» **EXCERPT**:
┌────────
In July 1944, the Regiment moved by road to Ranchi and in August to the Imphal area to join the Burma campaign of World War II. It came under command of 33 Corps, which had begun the pursuit to the Chindwin River line in Burma. No. 2 Survey Battery under Major von Goldstein joined the 11th (East Africa) Division, which was pressing down the Kabaw Valley. The No. 1 Survey Battery under Major B. C. Slater joined the 2 British Division and moved south to take part in the corps artillery concentration covering the crossing of the Irrawaddy River. After the crossings the survey battery joined 20 Division. No. 2 Survey Battery joined 19 Indian Division for the northern crossings of the Irrawaddy. One Military Cross and three Military Medals were awarded to personnel from the regiment. Orders had been issued that units not urgently required were to return to India and on 13 May 1945, the 1st Indian Survey Regiment was flown to Comilla. Lieutenant-Colonel H. G. Croly was now in command and repatriation had begun, and many changes of all ranks were taking place. The regiment eventually moved to Hyderabad (Sind) under Lieutenant-Colonel von Goldstein as commanding officer.

Partition

On 25 January 1947, as a result of the Partition, the 1st Indian Survey Regiment became 20th Survey Regiment, R.I. A., under command of Lieutenant-Colonel Rajbahadur, having shed 2nd Survey Battery. This became the 2nd Survey Battery, R.P.A. (later 13th Survey Battery, R.P.A.).

Post independence

In July 1952, the Regiment was reorganised as the 20 Locating Regiment.
In June 1987, the Regiment was redesignated as the 20 Surveillance and Target Acquisition (SATA) Regiment with the role of carrying out all weather surveillance of targets including enemy guns and mortars.
==Operations==
- Pre-independence
- World War - II (Burma Theatre) – 1944
- Post independence
- Hyderabad Police Action – 1948 and Indo-Pakistani War of 1947–1948.
- Sino-Indian War in 1961-62 – The unit saw action in Sikkim and NEFA.
- Indo-Pakistani War of 1965 in the Western Sector. The unit took part in Operation Ablaze (1965) and Operation Riddle (September 1965 to February 1966).
└────────
» **SUPPLIED ENTRIES**:
┌────────
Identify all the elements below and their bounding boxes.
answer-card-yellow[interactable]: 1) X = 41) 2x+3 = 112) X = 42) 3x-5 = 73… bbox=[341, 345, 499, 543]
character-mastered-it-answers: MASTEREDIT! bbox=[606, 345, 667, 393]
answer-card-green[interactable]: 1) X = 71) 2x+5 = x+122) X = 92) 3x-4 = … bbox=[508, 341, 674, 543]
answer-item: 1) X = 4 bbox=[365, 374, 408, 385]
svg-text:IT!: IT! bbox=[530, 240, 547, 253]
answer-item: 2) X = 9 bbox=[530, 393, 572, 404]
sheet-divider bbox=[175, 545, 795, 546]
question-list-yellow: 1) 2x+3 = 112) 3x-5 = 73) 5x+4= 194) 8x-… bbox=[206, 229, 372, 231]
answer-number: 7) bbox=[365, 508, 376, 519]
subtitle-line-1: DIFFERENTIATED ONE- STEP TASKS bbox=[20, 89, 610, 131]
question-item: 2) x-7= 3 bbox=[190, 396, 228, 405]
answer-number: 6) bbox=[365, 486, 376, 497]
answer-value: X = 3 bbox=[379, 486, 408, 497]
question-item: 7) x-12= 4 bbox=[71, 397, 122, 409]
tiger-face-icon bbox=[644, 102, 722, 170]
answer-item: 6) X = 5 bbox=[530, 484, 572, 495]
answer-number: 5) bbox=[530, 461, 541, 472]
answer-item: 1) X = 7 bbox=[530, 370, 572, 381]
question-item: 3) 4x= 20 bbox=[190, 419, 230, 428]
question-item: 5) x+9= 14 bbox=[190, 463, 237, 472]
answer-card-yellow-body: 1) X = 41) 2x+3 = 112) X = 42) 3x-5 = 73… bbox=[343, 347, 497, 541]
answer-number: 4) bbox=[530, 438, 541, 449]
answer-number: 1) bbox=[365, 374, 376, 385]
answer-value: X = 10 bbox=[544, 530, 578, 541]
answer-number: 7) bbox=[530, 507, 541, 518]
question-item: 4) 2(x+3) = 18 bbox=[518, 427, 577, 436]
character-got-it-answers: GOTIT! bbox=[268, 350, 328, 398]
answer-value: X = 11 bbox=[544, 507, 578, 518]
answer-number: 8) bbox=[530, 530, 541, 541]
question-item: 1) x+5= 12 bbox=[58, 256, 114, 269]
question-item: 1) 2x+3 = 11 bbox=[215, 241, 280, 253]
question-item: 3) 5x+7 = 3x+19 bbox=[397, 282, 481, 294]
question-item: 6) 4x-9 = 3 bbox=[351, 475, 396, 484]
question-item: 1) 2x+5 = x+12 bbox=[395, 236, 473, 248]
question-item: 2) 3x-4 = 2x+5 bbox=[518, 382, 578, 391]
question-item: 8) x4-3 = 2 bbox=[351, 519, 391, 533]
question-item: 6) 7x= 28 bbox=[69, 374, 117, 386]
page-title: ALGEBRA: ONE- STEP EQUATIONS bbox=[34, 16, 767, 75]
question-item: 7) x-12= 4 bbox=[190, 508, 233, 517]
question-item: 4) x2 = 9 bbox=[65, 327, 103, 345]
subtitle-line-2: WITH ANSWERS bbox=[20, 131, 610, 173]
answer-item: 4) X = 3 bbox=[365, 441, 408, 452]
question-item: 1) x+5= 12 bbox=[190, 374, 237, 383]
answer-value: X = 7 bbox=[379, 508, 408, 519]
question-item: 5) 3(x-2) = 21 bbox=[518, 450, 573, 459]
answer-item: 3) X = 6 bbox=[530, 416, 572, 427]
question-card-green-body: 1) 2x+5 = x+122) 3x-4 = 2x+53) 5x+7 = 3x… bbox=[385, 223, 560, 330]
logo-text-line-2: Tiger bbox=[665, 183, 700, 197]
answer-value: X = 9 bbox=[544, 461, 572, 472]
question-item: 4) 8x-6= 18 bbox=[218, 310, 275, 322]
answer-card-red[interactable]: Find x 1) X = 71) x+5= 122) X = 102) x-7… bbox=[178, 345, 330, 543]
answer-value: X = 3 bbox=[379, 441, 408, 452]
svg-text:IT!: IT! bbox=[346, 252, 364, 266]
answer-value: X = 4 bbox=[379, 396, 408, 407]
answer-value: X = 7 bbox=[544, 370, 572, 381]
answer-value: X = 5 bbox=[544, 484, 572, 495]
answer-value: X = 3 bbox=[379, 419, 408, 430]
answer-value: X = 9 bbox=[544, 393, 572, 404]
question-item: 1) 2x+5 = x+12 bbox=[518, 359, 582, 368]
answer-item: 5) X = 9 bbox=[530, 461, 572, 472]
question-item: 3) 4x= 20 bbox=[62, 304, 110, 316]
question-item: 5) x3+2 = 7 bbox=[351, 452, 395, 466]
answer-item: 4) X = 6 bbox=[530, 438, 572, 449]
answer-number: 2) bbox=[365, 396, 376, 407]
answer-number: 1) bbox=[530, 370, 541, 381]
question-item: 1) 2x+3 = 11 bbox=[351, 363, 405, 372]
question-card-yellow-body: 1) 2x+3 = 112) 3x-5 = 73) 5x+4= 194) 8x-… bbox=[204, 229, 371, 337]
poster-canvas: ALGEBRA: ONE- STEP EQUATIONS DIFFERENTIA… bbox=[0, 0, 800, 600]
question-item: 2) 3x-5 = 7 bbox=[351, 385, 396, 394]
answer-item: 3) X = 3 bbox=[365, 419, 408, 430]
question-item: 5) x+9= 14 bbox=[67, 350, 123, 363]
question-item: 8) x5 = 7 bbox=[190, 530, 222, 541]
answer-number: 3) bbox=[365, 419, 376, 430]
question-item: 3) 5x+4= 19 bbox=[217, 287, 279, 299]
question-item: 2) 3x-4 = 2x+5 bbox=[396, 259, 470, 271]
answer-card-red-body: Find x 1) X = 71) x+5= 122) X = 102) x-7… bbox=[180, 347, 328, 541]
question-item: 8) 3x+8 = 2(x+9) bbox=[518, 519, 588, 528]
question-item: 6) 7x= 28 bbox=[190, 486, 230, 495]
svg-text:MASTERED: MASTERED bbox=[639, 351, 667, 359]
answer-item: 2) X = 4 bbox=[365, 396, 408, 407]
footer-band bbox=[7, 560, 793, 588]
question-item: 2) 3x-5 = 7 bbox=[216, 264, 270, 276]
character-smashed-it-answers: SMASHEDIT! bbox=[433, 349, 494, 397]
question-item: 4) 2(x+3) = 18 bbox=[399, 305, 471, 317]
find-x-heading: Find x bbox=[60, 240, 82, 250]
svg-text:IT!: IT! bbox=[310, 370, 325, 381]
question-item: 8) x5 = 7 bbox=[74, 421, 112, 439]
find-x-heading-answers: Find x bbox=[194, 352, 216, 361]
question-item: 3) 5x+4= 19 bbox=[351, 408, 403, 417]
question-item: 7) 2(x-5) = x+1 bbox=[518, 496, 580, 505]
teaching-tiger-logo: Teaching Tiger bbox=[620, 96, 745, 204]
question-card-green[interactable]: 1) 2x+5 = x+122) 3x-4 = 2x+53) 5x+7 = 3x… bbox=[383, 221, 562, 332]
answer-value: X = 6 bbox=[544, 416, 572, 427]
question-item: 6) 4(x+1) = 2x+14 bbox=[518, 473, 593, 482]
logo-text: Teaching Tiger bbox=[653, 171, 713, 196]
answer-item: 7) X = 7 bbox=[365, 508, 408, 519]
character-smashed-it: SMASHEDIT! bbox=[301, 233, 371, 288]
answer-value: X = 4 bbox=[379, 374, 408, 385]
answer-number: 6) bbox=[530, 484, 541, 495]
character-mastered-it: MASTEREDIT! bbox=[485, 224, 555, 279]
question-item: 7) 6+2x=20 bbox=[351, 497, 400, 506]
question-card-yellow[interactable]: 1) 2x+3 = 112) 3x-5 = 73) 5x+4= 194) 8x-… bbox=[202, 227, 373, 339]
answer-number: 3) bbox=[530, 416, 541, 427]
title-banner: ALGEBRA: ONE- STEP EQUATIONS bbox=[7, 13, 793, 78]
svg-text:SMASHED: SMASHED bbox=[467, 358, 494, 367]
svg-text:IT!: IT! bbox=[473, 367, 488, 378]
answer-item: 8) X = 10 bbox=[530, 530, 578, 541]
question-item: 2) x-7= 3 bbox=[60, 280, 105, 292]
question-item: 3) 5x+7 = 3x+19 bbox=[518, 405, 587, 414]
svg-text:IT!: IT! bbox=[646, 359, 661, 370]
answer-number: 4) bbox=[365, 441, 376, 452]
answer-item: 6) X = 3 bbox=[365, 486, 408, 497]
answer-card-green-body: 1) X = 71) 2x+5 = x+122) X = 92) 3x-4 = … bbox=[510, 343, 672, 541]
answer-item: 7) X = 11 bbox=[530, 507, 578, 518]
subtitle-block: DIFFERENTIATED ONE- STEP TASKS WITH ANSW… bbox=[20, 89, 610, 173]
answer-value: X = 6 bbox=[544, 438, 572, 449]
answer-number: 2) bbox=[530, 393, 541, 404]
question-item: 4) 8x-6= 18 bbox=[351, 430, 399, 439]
└────────
» **SET PROBLEM**: In the regimental history excerpt, what was the regiment redesignated as in June 1987?

» **RESULT BELOW**: The 20 Surveillance and Target Acquisition (SATA) Regiment.